** start GIVEN DATA **

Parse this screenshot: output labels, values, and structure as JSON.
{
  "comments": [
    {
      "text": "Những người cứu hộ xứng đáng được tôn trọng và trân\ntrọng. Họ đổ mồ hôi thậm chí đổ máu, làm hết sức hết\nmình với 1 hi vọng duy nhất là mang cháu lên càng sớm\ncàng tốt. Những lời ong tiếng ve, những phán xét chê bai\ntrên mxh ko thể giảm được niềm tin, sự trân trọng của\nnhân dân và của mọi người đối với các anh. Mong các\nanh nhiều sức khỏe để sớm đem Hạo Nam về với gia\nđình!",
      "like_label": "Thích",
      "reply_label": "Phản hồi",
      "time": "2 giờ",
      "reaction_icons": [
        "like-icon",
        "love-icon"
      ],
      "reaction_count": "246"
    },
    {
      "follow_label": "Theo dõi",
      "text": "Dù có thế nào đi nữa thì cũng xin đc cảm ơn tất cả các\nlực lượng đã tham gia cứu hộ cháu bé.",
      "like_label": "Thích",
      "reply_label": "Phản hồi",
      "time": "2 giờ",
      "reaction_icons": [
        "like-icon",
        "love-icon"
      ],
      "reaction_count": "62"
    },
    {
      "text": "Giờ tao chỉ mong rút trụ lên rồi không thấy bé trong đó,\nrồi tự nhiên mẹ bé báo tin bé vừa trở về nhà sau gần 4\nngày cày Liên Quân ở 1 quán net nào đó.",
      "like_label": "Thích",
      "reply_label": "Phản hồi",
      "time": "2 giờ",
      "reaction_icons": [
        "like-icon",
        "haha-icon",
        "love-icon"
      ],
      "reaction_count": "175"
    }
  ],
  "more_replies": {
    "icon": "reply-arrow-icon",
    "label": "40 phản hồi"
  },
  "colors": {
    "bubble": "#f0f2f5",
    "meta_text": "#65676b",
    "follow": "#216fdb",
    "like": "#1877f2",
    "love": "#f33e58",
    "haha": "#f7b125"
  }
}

** end GIVEN DATA **

Determine how many lines of the data contain "cháu" and give nothing but that number.

2